▼▼▼

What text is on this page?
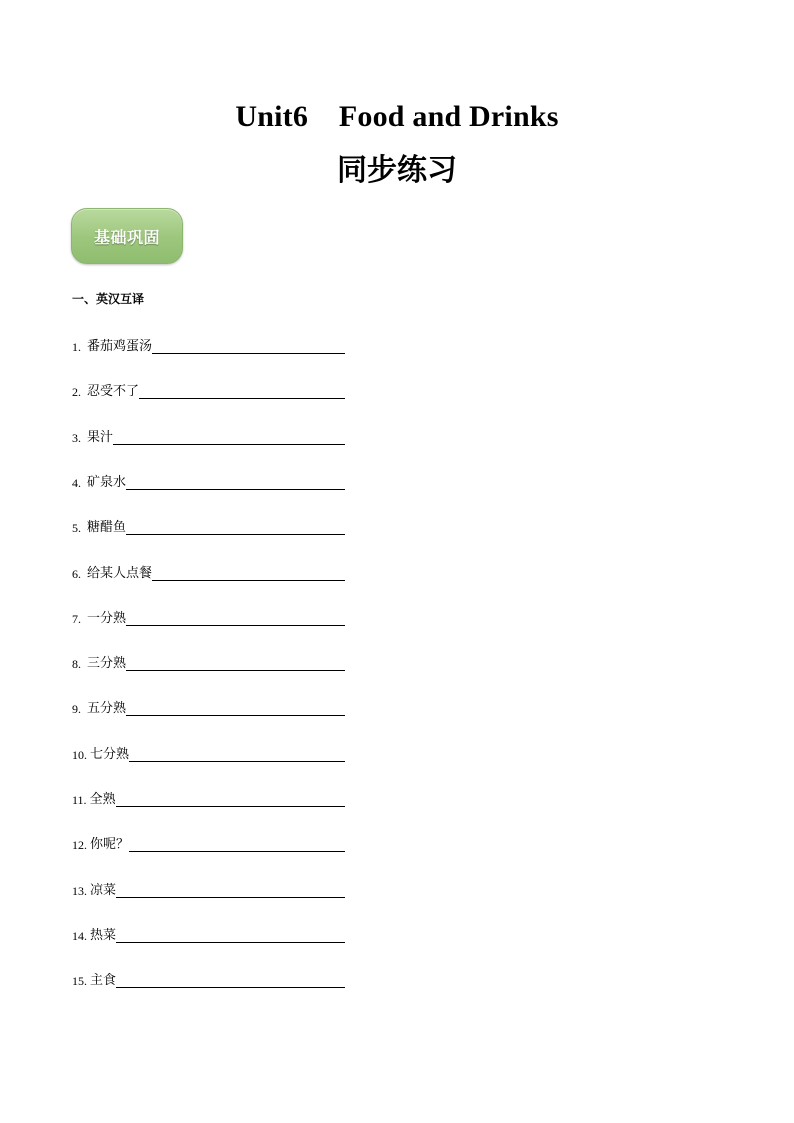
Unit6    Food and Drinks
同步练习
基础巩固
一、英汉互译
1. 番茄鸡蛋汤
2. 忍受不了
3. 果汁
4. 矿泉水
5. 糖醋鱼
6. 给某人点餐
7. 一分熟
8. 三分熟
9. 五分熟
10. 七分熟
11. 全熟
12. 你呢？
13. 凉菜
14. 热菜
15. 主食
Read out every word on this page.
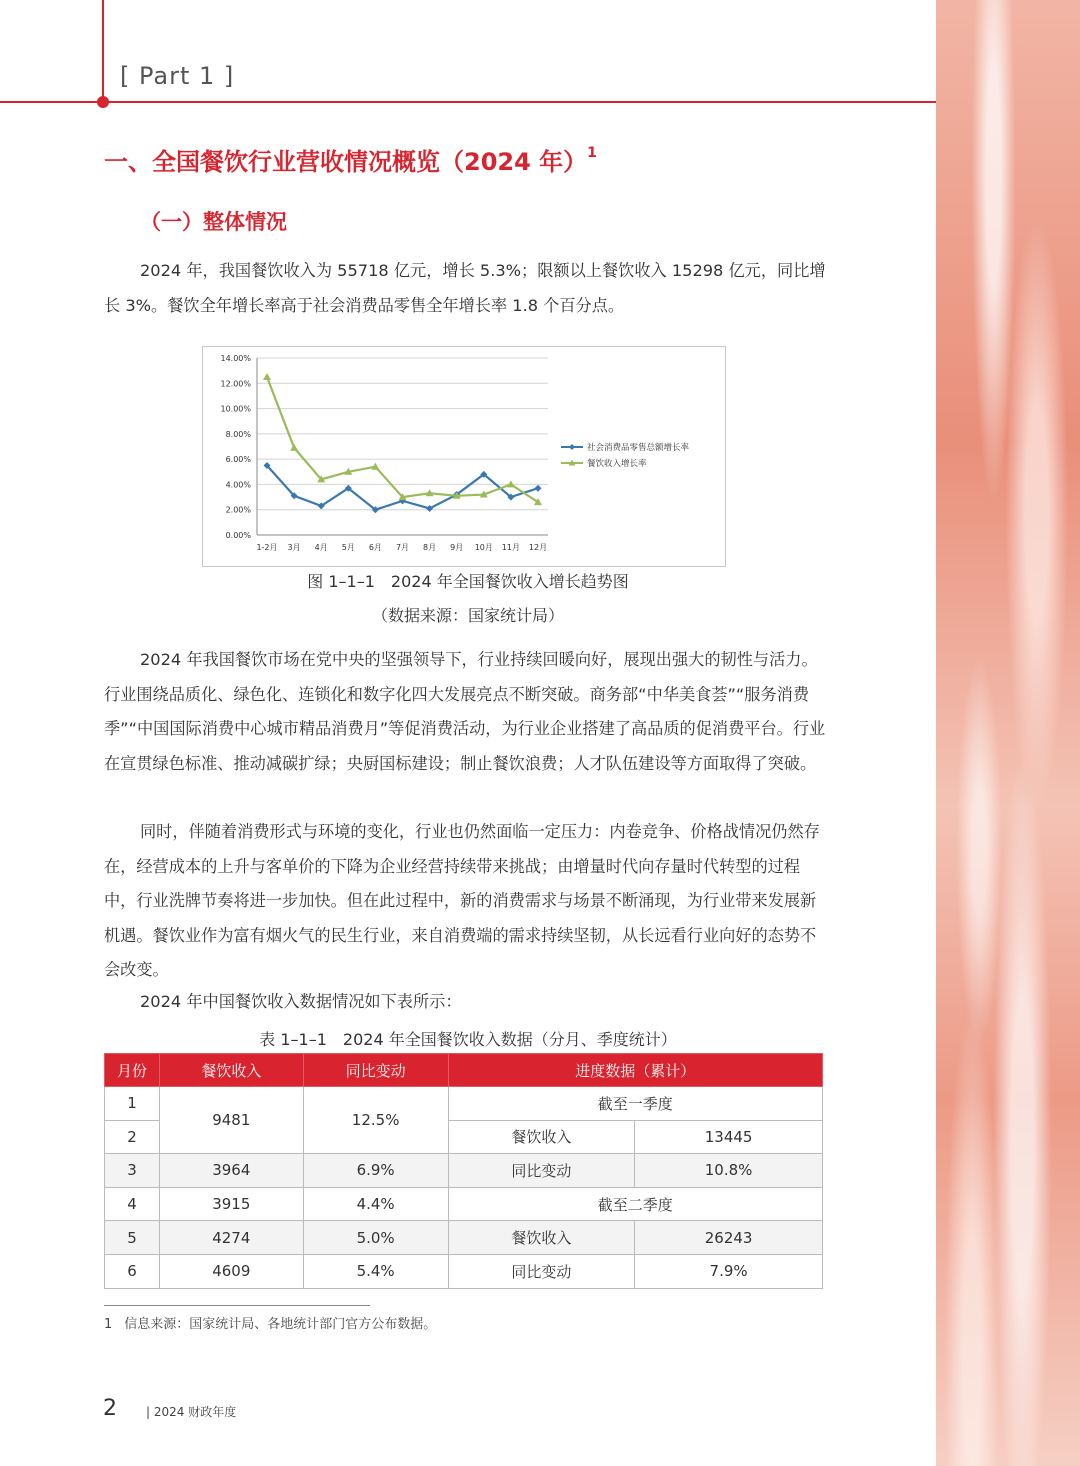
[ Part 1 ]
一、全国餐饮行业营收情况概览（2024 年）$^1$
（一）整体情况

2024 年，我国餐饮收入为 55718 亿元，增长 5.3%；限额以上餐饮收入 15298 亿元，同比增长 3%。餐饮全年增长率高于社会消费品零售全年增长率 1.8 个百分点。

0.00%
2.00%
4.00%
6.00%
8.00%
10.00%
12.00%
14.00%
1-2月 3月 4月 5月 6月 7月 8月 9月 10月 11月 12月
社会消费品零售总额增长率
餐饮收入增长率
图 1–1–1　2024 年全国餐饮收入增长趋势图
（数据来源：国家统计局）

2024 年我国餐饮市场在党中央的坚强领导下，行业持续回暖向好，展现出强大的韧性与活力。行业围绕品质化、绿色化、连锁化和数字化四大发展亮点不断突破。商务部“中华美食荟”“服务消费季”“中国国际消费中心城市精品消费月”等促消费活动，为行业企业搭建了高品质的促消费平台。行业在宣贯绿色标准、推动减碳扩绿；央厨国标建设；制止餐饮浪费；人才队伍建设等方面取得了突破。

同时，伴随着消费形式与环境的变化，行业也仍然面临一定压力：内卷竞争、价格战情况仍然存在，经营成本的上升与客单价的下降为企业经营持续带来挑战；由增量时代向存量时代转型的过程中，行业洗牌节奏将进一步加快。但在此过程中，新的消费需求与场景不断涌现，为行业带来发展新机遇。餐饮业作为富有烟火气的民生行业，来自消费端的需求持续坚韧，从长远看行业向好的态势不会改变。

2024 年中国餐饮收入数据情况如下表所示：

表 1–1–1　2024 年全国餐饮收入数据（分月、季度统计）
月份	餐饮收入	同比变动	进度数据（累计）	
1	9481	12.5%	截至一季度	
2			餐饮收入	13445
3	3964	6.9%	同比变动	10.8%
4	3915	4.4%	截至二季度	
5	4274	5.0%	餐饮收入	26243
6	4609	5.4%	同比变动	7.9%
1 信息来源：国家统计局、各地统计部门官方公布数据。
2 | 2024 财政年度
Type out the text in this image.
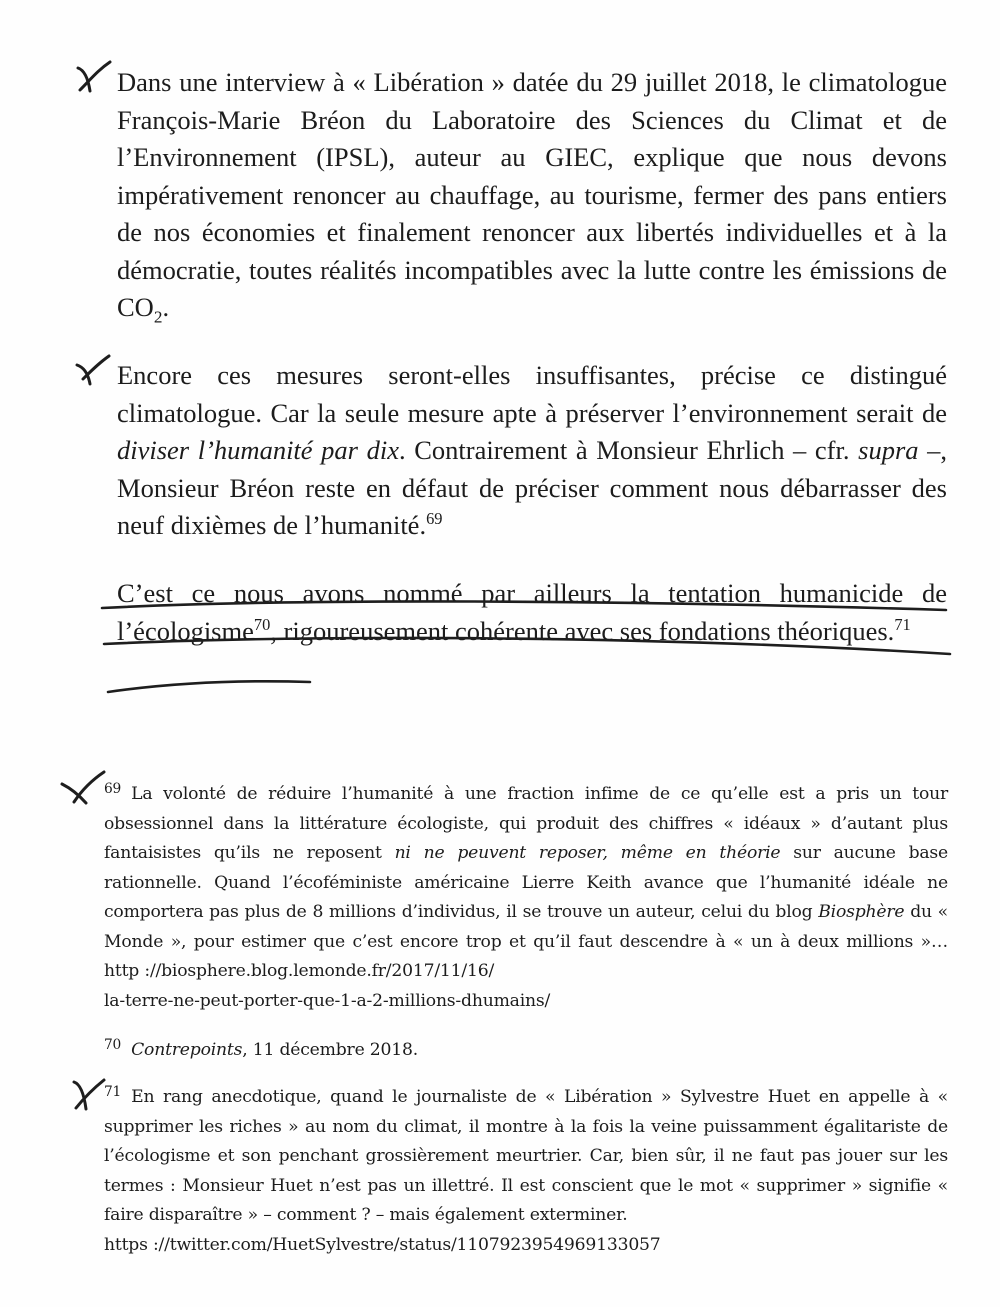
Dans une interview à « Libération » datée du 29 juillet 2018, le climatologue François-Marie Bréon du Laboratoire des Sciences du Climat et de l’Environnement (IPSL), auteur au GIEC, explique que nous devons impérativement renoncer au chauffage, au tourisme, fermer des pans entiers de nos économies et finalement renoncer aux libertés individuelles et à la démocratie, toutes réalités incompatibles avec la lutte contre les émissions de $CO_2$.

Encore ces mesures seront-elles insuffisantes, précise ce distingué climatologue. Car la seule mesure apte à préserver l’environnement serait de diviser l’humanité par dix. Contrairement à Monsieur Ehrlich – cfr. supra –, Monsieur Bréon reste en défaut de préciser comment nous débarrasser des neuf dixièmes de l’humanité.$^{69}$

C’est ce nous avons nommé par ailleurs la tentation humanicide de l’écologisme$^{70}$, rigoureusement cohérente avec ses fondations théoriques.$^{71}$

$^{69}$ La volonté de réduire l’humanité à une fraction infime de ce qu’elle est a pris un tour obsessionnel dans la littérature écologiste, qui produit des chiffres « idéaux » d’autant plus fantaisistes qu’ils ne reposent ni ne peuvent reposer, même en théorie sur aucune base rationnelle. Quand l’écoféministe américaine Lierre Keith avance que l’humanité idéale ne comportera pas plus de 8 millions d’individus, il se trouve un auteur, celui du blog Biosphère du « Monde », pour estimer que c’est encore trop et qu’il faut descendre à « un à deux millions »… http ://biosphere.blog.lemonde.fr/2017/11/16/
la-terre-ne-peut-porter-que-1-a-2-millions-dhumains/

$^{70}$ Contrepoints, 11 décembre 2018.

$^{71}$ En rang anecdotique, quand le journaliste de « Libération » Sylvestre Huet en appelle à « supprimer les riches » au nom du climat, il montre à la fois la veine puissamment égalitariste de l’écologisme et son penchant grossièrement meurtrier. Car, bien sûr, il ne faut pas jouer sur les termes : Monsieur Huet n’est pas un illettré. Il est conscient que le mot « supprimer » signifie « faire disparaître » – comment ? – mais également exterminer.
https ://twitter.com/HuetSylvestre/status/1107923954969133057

▲▲▲

EXERCISE AIM: Pick out each line in the material containing "text".

WRITTEN ANSWER:
What text is on this page?
Type out the text in this image.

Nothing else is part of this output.